* Extracted data entries *

——————

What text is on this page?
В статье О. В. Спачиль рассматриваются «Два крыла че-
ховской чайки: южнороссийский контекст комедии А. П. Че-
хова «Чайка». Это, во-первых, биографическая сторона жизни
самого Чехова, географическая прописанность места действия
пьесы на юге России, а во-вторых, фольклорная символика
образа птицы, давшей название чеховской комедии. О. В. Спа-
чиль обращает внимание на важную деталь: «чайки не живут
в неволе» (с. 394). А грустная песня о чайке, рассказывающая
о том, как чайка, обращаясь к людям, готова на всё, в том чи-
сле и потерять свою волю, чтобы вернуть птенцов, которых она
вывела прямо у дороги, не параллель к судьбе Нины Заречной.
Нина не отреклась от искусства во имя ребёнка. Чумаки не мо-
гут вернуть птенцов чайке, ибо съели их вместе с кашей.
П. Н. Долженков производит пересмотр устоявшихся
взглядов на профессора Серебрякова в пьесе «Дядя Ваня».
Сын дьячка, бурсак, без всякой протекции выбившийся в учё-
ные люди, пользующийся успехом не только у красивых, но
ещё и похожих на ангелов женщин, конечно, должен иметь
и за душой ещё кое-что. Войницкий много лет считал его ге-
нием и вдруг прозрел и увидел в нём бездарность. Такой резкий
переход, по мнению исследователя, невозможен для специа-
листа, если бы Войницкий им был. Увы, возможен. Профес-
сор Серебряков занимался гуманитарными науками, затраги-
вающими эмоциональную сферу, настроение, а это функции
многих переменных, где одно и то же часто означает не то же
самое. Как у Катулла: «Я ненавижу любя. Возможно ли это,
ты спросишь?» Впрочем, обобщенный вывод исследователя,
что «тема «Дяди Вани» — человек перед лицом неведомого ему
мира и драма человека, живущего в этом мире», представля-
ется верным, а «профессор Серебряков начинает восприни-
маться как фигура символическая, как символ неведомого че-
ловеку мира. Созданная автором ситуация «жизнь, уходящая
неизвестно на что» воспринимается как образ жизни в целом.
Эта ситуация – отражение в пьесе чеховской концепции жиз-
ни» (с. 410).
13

——————

* WHAT IS ASKED *
Write out the entire listing exactly.

* RESULT OF THE TASK *
What text is on this page?
В статье О. В. Спачиль рассматриваются «Два крыла че-
ховской чайки: южнороссийский контекст комедии А. П. Че-
хова «Чайка». Это, во-первых, биографическая сторона жизни
самого Чехова, географическая прописанность места действия
пьесы на юге России, а во-вторых, фольклорная символика
образа птицы, давшей название чеховской комедии. О. В. Спа-
чиль обращает внимание на важную деталь: «чайки не живут
в неволе» (с. 394). А грустная песня о чайке, рассказывающая
о том, как чайка, обращаясь к людям, готова на всё, в том чи-
сле и потерять свою волю, чтобы вернуть птенцов, которых она
вывела прямо у дороги, не параллель к судьбе Нины Заречной.
Нина не отреклась от искусства во имя ребёнка. Чумаки не мо-
гут вернуть птенцов чайке, ибо съели их вместе с кашей.
П. Н. Долженков производит пересмотр устоявшихся
взглядов на профессора Серебрякова в пьесе «Дядя Ваня».
Сын дьячка, бурсак, без всякой протекции выбившийся в учё-
ные люди, пользующийся успехом не только у красивых, но
ещё и похожих на ангелов женщин, конечно, должен иметь
и за душой ещё кое-что. Войницкий много лет считал его ге-
нием и вдруг прозрел и увидел в нём бездарность. Такой резкий
переход, по мнению исследователя, невозможен для специа-
листа, если бы Войницкий им был. Увы, возможен. Профес-
сор Серебряков занимался гуманитарными науками, затраги-
вающими эмоциональную сферу, настроение, а это функции
многих переменных, где одно и то же часто означает не то же
самое. Как у Катулла: «Я ненавижу любя. Возможно ли это,
ты спросишь?» Впрочем, обобщенный вывод исследователя,
что «тема «Дяди Вани» — человек перед лицом неведомого ему
мира и драма человека, живущего в этом мире», представля-
ется верным, а «профессор Серебряков начинает восприни-
маться как фигура символическая, как символ неведомого че-
ловеку мира. Созданная автором ситуация «жизнь, уходящая
неизвестно на что» воспринимается как образ жизни в целом.
Эта ситуация – отражение в пьесе чеховской концепции жиз-
ни» (с. 410).
13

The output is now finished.